## Required task
Your task is to write out the complete listing exactly as it is shown.
══ Dataset content ══
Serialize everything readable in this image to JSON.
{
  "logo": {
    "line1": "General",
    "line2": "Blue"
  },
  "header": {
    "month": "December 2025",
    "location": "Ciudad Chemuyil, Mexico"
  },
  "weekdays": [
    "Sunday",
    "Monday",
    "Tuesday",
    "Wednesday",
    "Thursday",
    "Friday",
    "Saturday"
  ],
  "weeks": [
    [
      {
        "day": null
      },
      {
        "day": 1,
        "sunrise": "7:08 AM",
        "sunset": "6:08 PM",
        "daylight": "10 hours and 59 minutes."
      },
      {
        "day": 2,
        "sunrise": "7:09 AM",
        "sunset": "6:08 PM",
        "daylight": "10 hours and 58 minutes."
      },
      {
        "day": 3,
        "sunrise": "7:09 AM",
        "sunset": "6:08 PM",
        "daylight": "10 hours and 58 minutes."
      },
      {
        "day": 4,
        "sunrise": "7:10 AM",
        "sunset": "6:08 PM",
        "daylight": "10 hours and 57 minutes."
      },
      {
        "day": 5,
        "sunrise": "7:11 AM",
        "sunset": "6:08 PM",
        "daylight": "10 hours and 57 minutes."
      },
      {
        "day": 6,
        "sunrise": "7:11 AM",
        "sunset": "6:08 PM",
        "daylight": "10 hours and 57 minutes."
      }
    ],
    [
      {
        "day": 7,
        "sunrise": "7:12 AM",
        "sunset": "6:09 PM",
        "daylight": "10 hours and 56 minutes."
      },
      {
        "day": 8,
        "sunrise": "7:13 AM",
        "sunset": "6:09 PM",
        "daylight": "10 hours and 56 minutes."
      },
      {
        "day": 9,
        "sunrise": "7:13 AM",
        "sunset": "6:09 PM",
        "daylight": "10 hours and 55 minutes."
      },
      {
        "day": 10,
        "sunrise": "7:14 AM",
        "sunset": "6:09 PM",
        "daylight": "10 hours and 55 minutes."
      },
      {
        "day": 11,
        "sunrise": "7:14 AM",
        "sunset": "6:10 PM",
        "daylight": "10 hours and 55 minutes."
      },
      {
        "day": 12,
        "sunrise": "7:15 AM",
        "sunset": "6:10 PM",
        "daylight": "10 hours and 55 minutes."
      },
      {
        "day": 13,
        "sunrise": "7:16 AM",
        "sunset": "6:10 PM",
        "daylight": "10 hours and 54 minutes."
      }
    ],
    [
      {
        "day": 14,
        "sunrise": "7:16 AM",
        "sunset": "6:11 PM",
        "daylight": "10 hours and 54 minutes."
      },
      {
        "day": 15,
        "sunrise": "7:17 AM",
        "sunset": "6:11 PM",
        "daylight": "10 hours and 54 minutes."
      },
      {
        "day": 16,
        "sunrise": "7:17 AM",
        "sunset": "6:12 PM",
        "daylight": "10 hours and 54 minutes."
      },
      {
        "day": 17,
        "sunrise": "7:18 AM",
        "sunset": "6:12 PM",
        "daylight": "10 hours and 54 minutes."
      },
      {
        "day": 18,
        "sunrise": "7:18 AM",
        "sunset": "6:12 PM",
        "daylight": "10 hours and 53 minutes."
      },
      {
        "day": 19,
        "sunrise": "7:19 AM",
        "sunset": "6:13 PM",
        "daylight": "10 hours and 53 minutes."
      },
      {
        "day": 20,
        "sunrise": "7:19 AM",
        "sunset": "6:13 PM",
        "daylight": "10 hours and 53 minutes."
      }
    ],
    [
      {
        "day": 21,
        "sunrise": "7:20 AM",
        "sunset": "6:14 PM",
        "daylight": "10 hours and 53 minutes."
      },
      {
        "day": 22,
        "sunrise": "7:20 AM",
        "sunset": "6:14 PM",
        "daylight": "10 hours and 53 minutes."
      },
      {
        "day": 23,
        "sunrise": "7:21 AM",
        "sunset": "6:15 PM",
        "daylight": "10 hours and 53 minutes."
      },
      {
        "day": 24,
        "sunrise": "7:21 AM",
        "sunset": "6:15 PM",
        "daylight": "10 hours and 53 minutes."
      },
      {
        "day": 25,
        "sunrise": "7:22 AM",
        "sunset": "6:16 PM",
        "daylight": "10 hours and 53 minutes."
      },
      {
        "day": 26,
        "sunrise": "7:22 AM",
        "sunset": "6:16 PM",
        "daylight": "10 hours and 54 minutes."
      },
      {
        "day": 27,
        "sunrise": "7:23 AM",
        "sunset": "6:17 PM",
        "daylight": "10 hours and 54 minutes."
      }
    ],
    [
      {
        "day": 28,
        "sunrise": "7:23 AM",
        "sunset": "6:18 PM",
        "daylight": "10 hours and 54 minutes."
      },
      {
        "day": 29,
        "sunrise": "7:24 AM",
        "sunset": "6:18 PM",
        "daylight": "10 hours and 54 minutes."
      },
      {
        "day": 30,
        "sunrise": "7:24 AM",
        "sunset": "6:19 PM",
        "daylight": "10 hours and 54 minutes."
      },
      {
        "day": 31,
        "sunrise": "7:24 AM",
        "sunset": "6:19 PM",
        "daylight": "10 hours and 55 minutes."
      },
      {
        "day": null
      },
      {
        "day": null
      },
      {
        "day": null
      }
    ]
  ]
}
═══
## Exercise solution
Serialize everything readable in this image to JSON.
{
  "logo": {
    "line1": "General",
    "line2": "Blue"
  },
  "header": {
    "month": "December 2025",
    "location": "Ciudad Chemuyil, Mexico"
  },
  "weekdays": [
    "Sunday",
    "Monday",
    "Tuesday",
    "Wednesday",
    "Thursday",
    "Friday",
    "Saturday"
  ],
  "weeks": [
    [
      {
        "day": null
      },
      {
        "day": 1,
        "sunrise": "7:08 AM",
        "sunset": "6:08 PM",
        "daylight": "10 hours and 59 minutes."
      },
      {
        "day": 2,
        "sunrise": "7:09 AM",
        "sunset": "6:08 PM",
        "daylight": "10 hours and 58 minutes."
      },
      {
        "day": 3,
        "sunrise": "7:09 AM",
        "sunset": "6:08 PM",
        "daylight": "10 hours and 58 minutes."
      },
      {
        "day": 4,
        "sunrise": "7:10 AM",
        "sunset": "6:08 PM",
        "daylight": "10 hours and 57 minutes."
      },
      {
        "day": 5,
        "sunrise": "7:11 AM",
        "sunset": "6:08 PM",
        "daylight": "10 hours and 57 minutes."
      },
      {
        "day": 6,
        "sunrise": "7:11 AM",
        "sunset": "6:08 PM",
        "daylight": "10 hours and 57 minutes."
      }
    ],
    [
      {
        "day": 7,
        "sunrise": "7:12 AM",
        "sunset": "6:09 PM",
        "daylight": "10 hours and 56 minutes."
      },
      {
        "day": 8,
        "sunrise": "7:13 AM",
        "sunset": "6:09 PM",
        "daylight": "10 hours and 56 minutes."
      },
      {
        "day": 9,
        "sunrise": "7:13 AM",
        "sunset": "6:09 PM",
        "daylight": "10 hours and 55 minutes."
      },
      {
        "day": 10,
        "sunrise": "7:14 AM",
        "sunset": "6:09 PM",
        "daylight": "10 hours and 55 minutes."
      },
      {
        "day": 11,
        "sunrise": "7:14 AM",
        "sunset": "6:10 PM",
        "daylight": "10 hours and 55 minutes."
      },
      {
        "day": 12,
        "sunrise": "7:15 AM",
        "sunset": "6:10 PM",
        "daylight": "10 hours and 55 minutes."
      },
      {
        "day": 13,
        "sunrise": "7:16 AM",
        "sunset": "6:10 PM",
        "daylight": "10 hours and 54 minutes."
      }
    ],
    [
      {
        "day": 14,
        "sunrise": "7:16 AM",
        "sunset": "6:11 PM",
        "daylight": "10 hours and 54 minutes."
      },
      {
        "day": 15,
        "sunrise": "7:17 AM",
        "sunset": "6:11 PM",
        "daylight": "10 hours and 54 minutes."
      },
      {
        "day": 16,
        "sunrise": "7:17 AM",
        "sunset": "6:12 PM",
        "daylight": "10 hours and 54 minutes."
      },
      {
        "day": 17,
        "sunrise": "7:18 AM",
        "sunset": "6:12 PM",
        "daylight": "10 hours and 54 minutes."
      },
      {
        "day": 18,
        "sunrise": "7:18 AM",
        "sunset": "6:12 PM",
        "daylight": "10 hours and 53 minutes."
      },
      {
        "day": 19,
        "sunrise": "7:19 AM",
        "sunset": "6:13 PM",
        "daylight": "10 hours and 53 minutes."
      },
      {
        "day": 20,
        "sunrise": "7:19 AM",
        "sunset": "6:13 PM",
        "daylight": "10 hours and 53 minutes."
      }
    ],
    [
      {
        "day": 21,
        "sunrise": "7:20 AM",
        "sunset": "6:14 PM",
        "daylight": "10 hours and 53 minutes."
      },
      {
        "day": 22,
        "sunrise": "7:20 AM",
        "sunset": "6:14 PM",
        "daylight": "10 hours and 53 minutes."
      },
      {
        "day": 23,
        "sunrise": "7:21 AM",
        "sunset": "6:15 PM",
        "daylight": "10 hours and 53 minutes."
      },
      {
        "day": 24,
        "sunrise": "7:21 AM",
        "sunset": "6:15 PM",
        "daylight": "10 hours and 53 minutes."
      },
      {
        "day": 25,
        "sunrise": "7:22 AM",
        "sunset": "6:16 PM",
        "daylight": "10 hours and 53 minutes."
      },
      {
        "day": 26,
        "sunrise": "7:22 AM",
        "sunset": "6:16 PM",
        "daylight": "10 hours and 54 minutes."
      },
      {
        "day": 27,
        "sunrise": "7:23 AM",
        "sunset": "6:17 PM",
        "daylight": "10 hours and 54 minutes."
      }
    ],
    [
      {
        "day": 28,
        "sunrise": "7:23 AM",
        "sunset": "6:18 PM",
        "daylight": "10 hours and 54 minutes."
      },
      {
        "day": 29,
        "sunrise": "7:24 AM",
        "sunset": "6:18 PM",
        "daylight": "10 hours and 54 minutes."
      },
      {
        "day": 30,
        "sunrise": "7:24 AM",
        "sunset": "6:19 PM",
        "daylight": "10 hours and 54 minutes."
      },
      {
        "day": 31,
        "sunrise": "7:24 AM",
        "sunset": "6:19 PM",
        "daylight": "10 hours and 55 minutes."
      },
      {
        "day": null
      },
      {
        "day": null
      },
      {
        "day": null
      }
    ]
  ]
}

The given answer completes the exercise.